YOUR TASK:
Reproduce the records below exactly as they appear, omitting any pictures they contain.

Data records
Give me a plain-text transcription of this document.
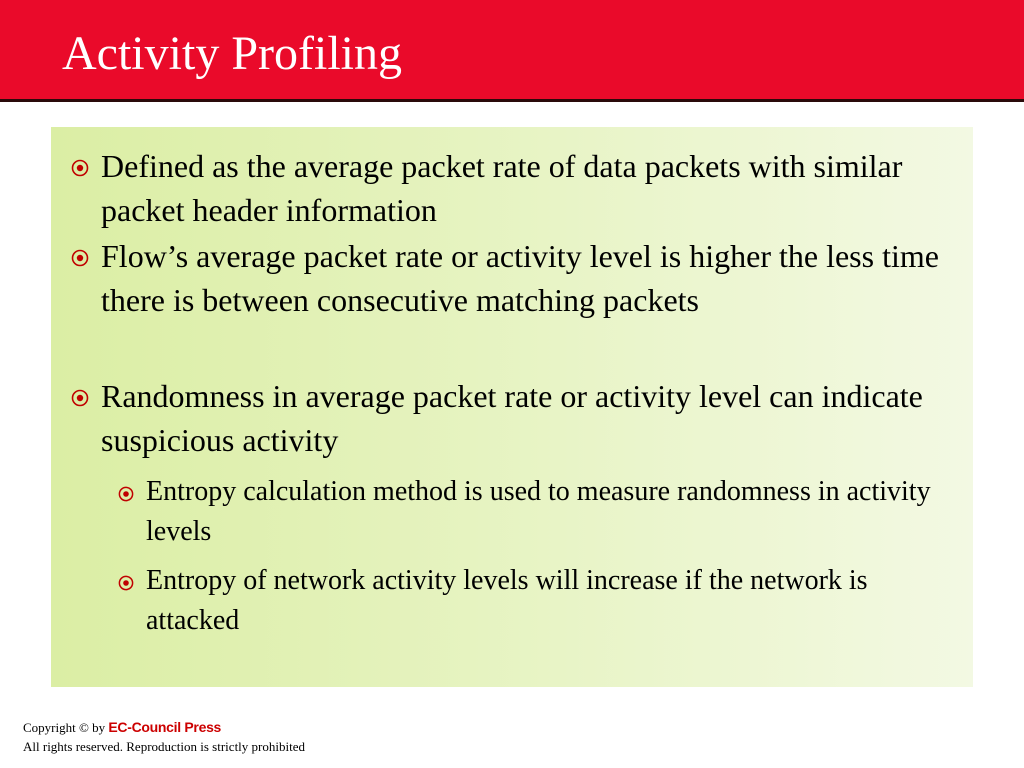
Activity Profiling
Defined as the average packet rate of data packets with similar packet header information
Flow’s average packet rate or activity level is higher the less time there is between consecutive matching packets
Randomness in average packet rate or activity level can indicate suspicious activity
Entropy calculation method is used to measure randomness in activity levels
Entropy of network activity levels will increase if the network is attacked
Copyright © by EC-Council Press
All rights reserved. Reproduction is strictly prohibited
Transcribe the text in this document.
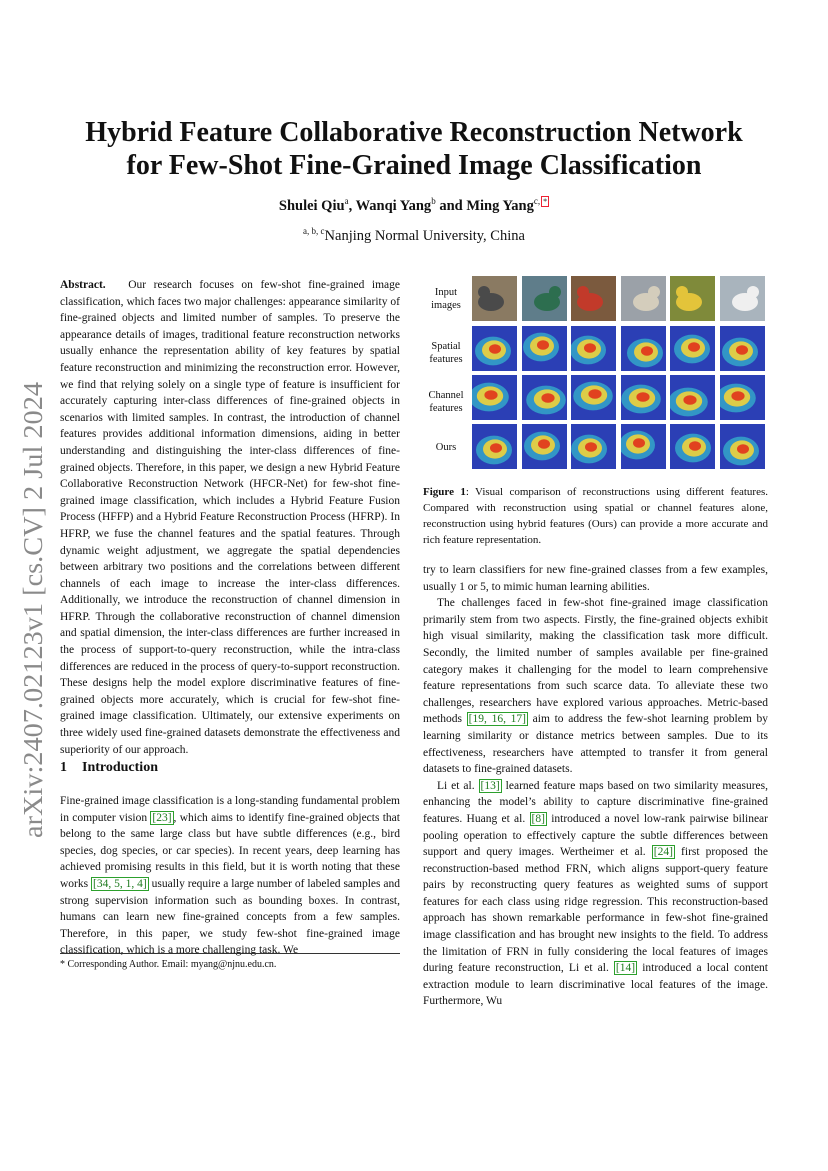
arXiv:2407.02123v1 [cs.CV] 2 Jul 2024
Hybrid Feature Collaborative Reconstruction Network
for Few-Shot Fine-Grained Image Classification
Shulei Qiu$^a$, Wanqi Yang$^b$ and Ming Yang$^{c,}$ *
$^{a, b, c}$Nanjing Normal University, China

Abstract. Our research focuses on few-shot fine-grained image classification, which faces two major challenges: appearance similarity of fine-grained objects and limited number of samples. To preserve the appearance details of images, traditional feature reconstruction networks usually enhance the representation ability of key features by spatial feature reconstruction and minimizing the reconstruction error. However, we find that relying solely on a single type of feature is insufficient for accurately capturing inter-class differences of fine-grained objects in scenarios with limited samples. In contrast, the introduction of channel features provides additional information dimensions, aiding in better understanding and distinguishing the inter-class differences of fine-grained objects. Therefore, in this paper, we design a new Hybrid Feature Collaborative Reconstruction Network (HFCR-Net) for few-shot fine-grained image classification, which includes a Hybrid Feature Fusion Process (HFFP) and a Hybrid Feature Reconstruction Process (HFRP). In HFRP, we fuse the channel features and the spatial features. Through dynamic weight adjustment, we aggregate the spatial dependencies between arbitrary two positions and the correlations between different channels of each image to increase the inter-class differences. Additionally, we introduce the reconstruction of channel dimension in HFRP. Through the collaborative reconstruction of channel dimension and spatial dimension, the inter-class differences are further increased in the process of support-to-query reconstruction, while the intra-class differences are reduced in the process of query-to-support reconstruction. These designs help the model explore discriminative features of fine-grained objects more accurately, which is crucial for few-shot fine-grained image classification. Ultimately, our extensive experiments on three widely used fine-grained datasets demonstrate the effectiveness and superiority of our approach.

1 Introduction

Fine-grained image classification is a long-standing fundamental problem in computer vision [23] , which aims to identify fine-grained objects that belong to the same large class but have subtle differences (e.g., bird species, dog species, or car species). In recent years, deep learning has achieved promising results in this field, but it is worth noting that these works [34, 5, 1, 4] usually require a large number of labeled samples and strong supervision information such as bounding boxes. In contrast, humans can learn new fine-grained concepts from a few samples. Therefore, in this paper, we study few-shot fine-grained image classification, which is a more challenging task. We

* Corresponding Author. Email: myang@njnu.edu.cn.
Input images
Spatial features
Channel features
Ours

Figure 1: Visual comparison of reconstructions using different features. Compared with reconstruction using spatial or channel features alone, reconstruction using hybrid features (Ours) can provide a more accurate and rich feature representation.

try to learn classifiers for new fine-grained classes from a few examples, usually 1 or 5, to mimic human learning abilities.

The challenges faced in few-shot fine-grained image classification primarily stem from two aspects. Firstly, the fine-grained objects exhibit high visual similarity, making the classification task more difficult. Secondly, the limited number of samples available per fine-grained category makes it challenging for the model to learn comprehensive feature representations from such scarce data. To alleviate these two challenges, researchers have explored various approaches. Metric-based methods [19, 16, 17] aim to address the few-shot learning problem by learning similarity or distance metrics between samples. Due to its effectiveness, researchers have attempted to transfer it from general datasets to fine-grained datasets.

Li et al. [13] learned feature maps based on two similarity measures, enhancing the model’s ability to capture discriminative fine-grained features. Huang et al. [8] introduced a novel low-rank pairwise bilinear pooling operation to effectively capture the subtle differences between support and query images. Wertheimer et al. [24] first proposed the reconstruction-based method FRN, which aligns support-query feature pairs by reconstructing query features as weighted sums of support features for each class using ridge regression. This reconstruction-based approach has shown remarkable performance in few-shot fine-grained image classification and has brought new insights to the field. To address the limitation of FRN in fully considering the local features of images during feature reconstruction, Li et al. [14] introduced a local content extraction module to learn discriminative local features of the image. Furthermore, Wu
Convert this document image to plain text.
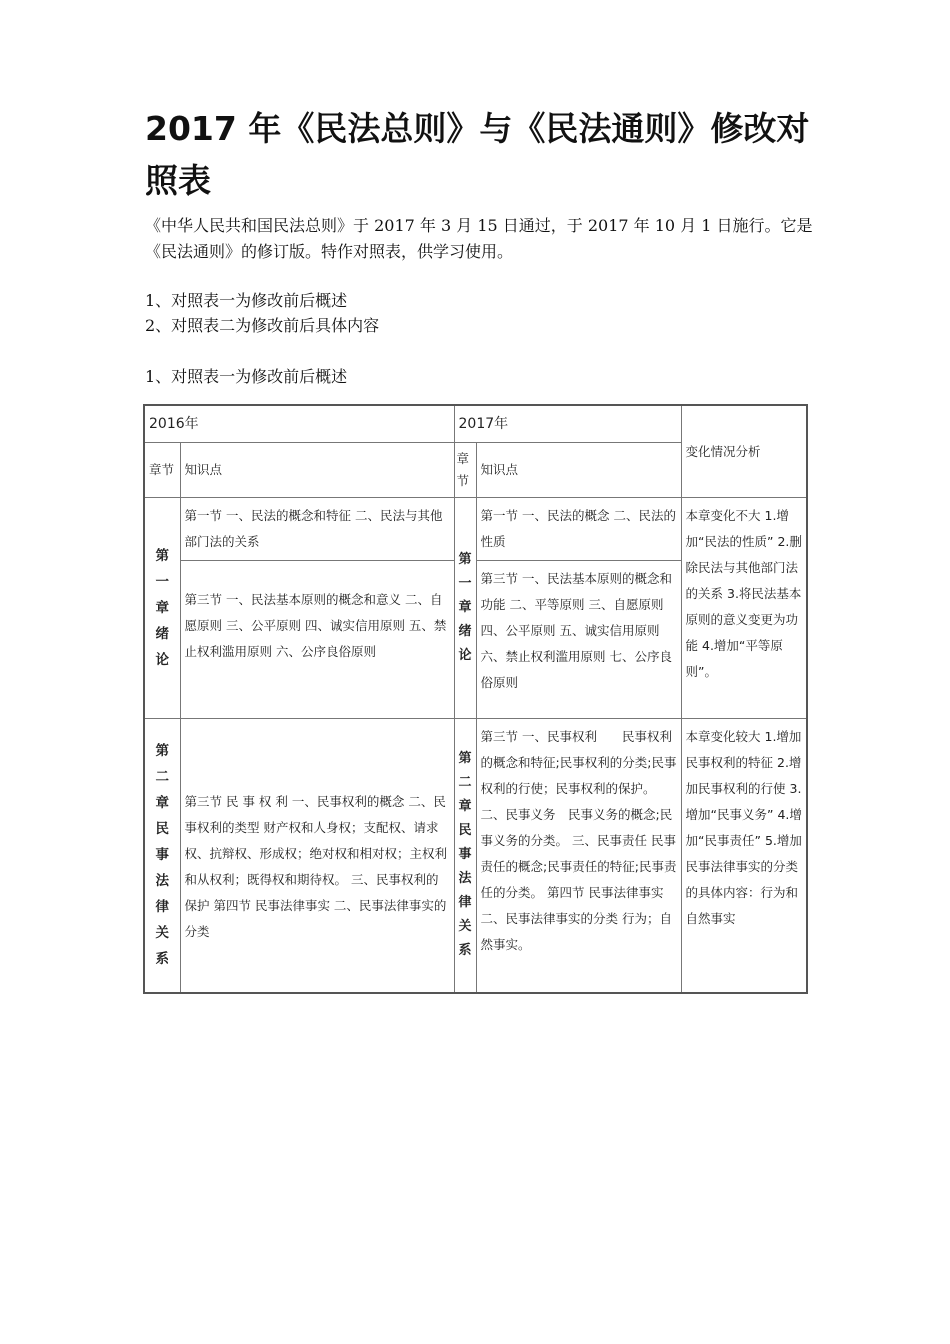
2017 年《民法总则》与《民法通则》修改对照表

《中华人民共和国民法总则》于 2017 年 3 月 15 日通过，于 2017 年 10 月 1 日施行。它是《民法通则》的修订版。特作对照表，供学习使用。

1、对照表一为修改前后概述

2、对照表二为修改前后具体内容

1、对照表一为修改前后概述

2016年		2017年		变化情况分析
章节	知识点	章节	知识点	
第一章绪论	第一节 一、民法的概念和特征 二、民法与其他部门法的关系	第一章绪论	第一节 一、民法的概念 二、民法的性质	本章变化不大 1.增加“民法的性质” 2.删除民法与其他部门法的关系 3.将民法基本原则的意义变更为功能 4.增加“平等原则”。
	第三节 一、民法基本原则的概念和意义 二、自愿原则 三、公平原则 四、诚实信用原则 五、禁止权利滥用原则 六、公序良俗原则		第三节 一、民法基本原则的概念和功能 二、平等原则 三、自愿原则 四、公平原则 五、诚实信用原则 六、禁止权利滥用原则 七、公序良俗原则	
第二章民事法律关系	第三节 民 事 权 利 一、民事权利的概念 二、民事权利的类型 财产权和人身权；支配权、请求权、抗辩权、形成权；绝对权和相对权；主权利和从权利；既得权和期待权。 三、民事权利的保护 第四节 民事法律事实 二、民事法律事实的分类	第二章民事法律关系	第三节 一、民事权利　　民事权利的概念和特征;民事权利的分类;民事权利的行使；民事权利的保护。 二、民事义务　民事义务的概念;民事义务的分类。 三、民事责任 民事责任的概念;民事责任的特征;民事责任的分类。 第四节 民事法律事实 二、民事法律事实的分类 行为；自然事实。	本章变化较大 1.增加民事权利的特征 2.增加民事权利的行使 3.增加“民事义务” 4.增加“民事责任” 5.增加民事法律事实的分类的具体内容：行为和自然事实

SOLUTION FOR THIS PROBLEM:
Give me a plain-text transcription of this document.
Activity Profiling
Defined as the average packet rate of data packets with similar packet header information
Flow’s average packet rate or activity level is higher the less time there is between consecutive matching packets
Randomness in average packet rate or activity level can indicate suspicious activity
Entropy calculation method is used to measure randomness in activity levels
Entropy of network activity levels will increase if the network is attacked
Copyright © by EC-Council Press
All rights reserved. Reproduction is strictly prohibited
Transcribe the text in this document.
arXiv:2407.02123v1 [cs.CV] 2 Jul 2024
Hybrid Feature Collaborative Reconstruction Network
for Few-Shot Fine-Grained Image Classification
Shulei Qiu$^a$, Wanqi Yang$^b$ and Ming Yang$^{c,}$ *
$^{a, b, c}$Nanjing Normal University, China

Abstract. Our research focuses on few-shot fine-grained image classification, which faces two major challenges: appearance similarity of fine-grained objects and limited number of samples. To preserve the appearance details of images, traditional feature reconstruction networks usually enhance the representation ability of key features by spatial feature reconstruction and minimizing the reconstruction error. However, we find that relying solely on a single type of feature is insufficient for accurately capturing inter-class differences of fine-grained objects in scenarios with limited samples. In contrast, the introduction of channel features provides additional information dimensions, aiding in better understanding and distinguishing the inter-class differences of fine-grained objects. Therefore, in this paper, we design a new Hybrid Feature Collaborative Reconstruction Network (HFCR-Net) for few-shot fine-grained image classification, which includes a Hybrid Feature Fusion Process (HFFP) and a Hybrid Feature Reconstruction Process (HFRP). In HFRP, we fuse the channel features and the spatial features. Through dynamic weight adjustment, we aggregate the spatial dependencies between arbitrary two positions and the correlations between different channels of each image to increase the inter-class differences. Additionally, we introduce the reconstruction of channel dimension in HFRP. Through the collaborative reconstruction of channel dimension and spatial dimension, the inter-class differences are further increased in the process of support-to-query reconstruction, while the intra-class differences are reduced in the process of query-to-support reconstruction. These designs help the model explore discriminative features of fine-grained objects more accurately, which is crucial for few-shot fine-grained image classification. Ultimately, our extensive experiments on three widely used fine-grained datasets demonstrate the effectiveness and superiority of our approach.

1 Introduction

Fine-grained image classification is a long-standing fundamental problem in computer vision [23] , which aims to identify fine-grained objects that belong to the same large class but have subtle differences (e.g., bird species, dog species, or car species). In recent years, deep learning has achieved promising results in this field, but it is worth noting that these works [34, 5, 1, 4] usually require a large number of labeled samples and strong supervision information such as bounding boxes. In contrast, humans can learn new fine-grained concepts from a few samples. Therefore, in this paper, we study few-shot fine-grained image classification, which is a more challenging task. We

* Corresponding Author. Email: myang@njnu.edu.cn.
Input images
Spatial features
Channel features
Ours

Figure 1: Visual comparison of reconstructions using different features. Compared with reconstruction using spatial or channel features alone, reconstruction using hybrid features (Ours) can provide a more accurate and rich feature representation.

try to learn classifiers for new fine-grained classes from a few examples, usually 1 or 5, to mimic human learning abilities.

The challenges faced in few-shot fine-grained image classification primarily stem from two aspects. Firstly, the fine-grained objects exhibit high visual similarity, making the classification task more difficult. Secondly, the limited number of samples available per fine-grained category makes it challenging for the model to learn comprehensive feature representations from such scarce data. To alleviate these two challenges, researchers have explored various approaches. Metric-based methods [19, 16, 17] aim to address the few-shot learning problem by learning similarity or distance metrics between samples. Due to its effectiveness, researchers have attempted to transfer it from general datasets to fine-grained datasets.

Li et al. [13] learned feature maps based on two similarity measures, enhancing the model’s ability to capture discriminative fine-grained features. Huang et al. [8] introduced a novel low-rank pairwise bilinear pooling operation to effectively capture the subtle differences between support and query images. Wertheimer et al. [24] first proposed the reconstruction-based method FRN, which aligns support-query feature pairs by reconstructing query features as weighted sums of support features for each class using ridge regression. This reconstruction-based approach has shown remarkable performance in few-shot fine-grained image classification and has brought new insights to the field. To address the limitation of FRN in fully considering the local features of images during feature reconstruction, Li et al. [14] introduced a local content extraction module to learn discriminative local features of the image. Furthermore, Wu
Convert this document image to plain text.
2017 年《民法总则》与《民法通则》修改对照表

《中华人民共和国民法总则》于 2017 年 3 月 15 日通过，于 2017 年 10 月 1 日施行。它是《民法通则》的修订版。特作对照表，供学习使用。

1、对照表一为修改前后概述

2、对照表二为修改前后具体内容

1、对照表一为修改前后概述

2016年		2017年		变化情况分析
章节	知识点	章节	知识点	
第一章绪论	第一节 一、民法的概念和特征 二、民法与其他部门法的关系	第一章绪论	第一节 一、民法的概念 二、民法的性质	本章变化不大 1.增加“民法的性质” 2.删除民法与其他部门法的关系 3.将民法基本原则的意义变更为功能 4.增加“平等原则”。
	第三节 一、民法基本原则的概念和意义 二、自愿原则 三、公平原则 四、诚实信用原则 五、禁止权利滥用原则 六、公序良俗原则		第三节 一、民法基本原则的概念和功能 二、平等原则 三、自愿原则 四、公平原则 五、诚实信用原则 六、禁止权利滥用原则 七、公序良俗原则	
第二章民事法律关系	第三节 民 事 权 利 一、民事权利的概念 二、民事权利的类型 财产权和人身权；支配权、请求权、抗辩权、形成权；绝对权和相对权；主权利和从权利；既得权和期待权。 三、民事权利的保护 第四节 民事法律事实 二、民事法律事实的分类	第二章民事法律关系	第三节 一、民事权利　　民事权利的概念和特征;民事权利的分类;民事权利的行使；民事权利的保护。 二、民事义务　民事义务的概念;民事义务的分类。 三、民事责任 民事责任的概念;民事责任的特征;民事责任的分类。 第四节 民事法律事实 二、民事法律事实的分类 行为；自然事实。	本章变化较大 1.增加民事权利的特征 2.增加民事权利的行使 3.增加“民事义务” 4.增加“民事责任” 5.增加民事法律事实的分类的具体内容：行为和自然事实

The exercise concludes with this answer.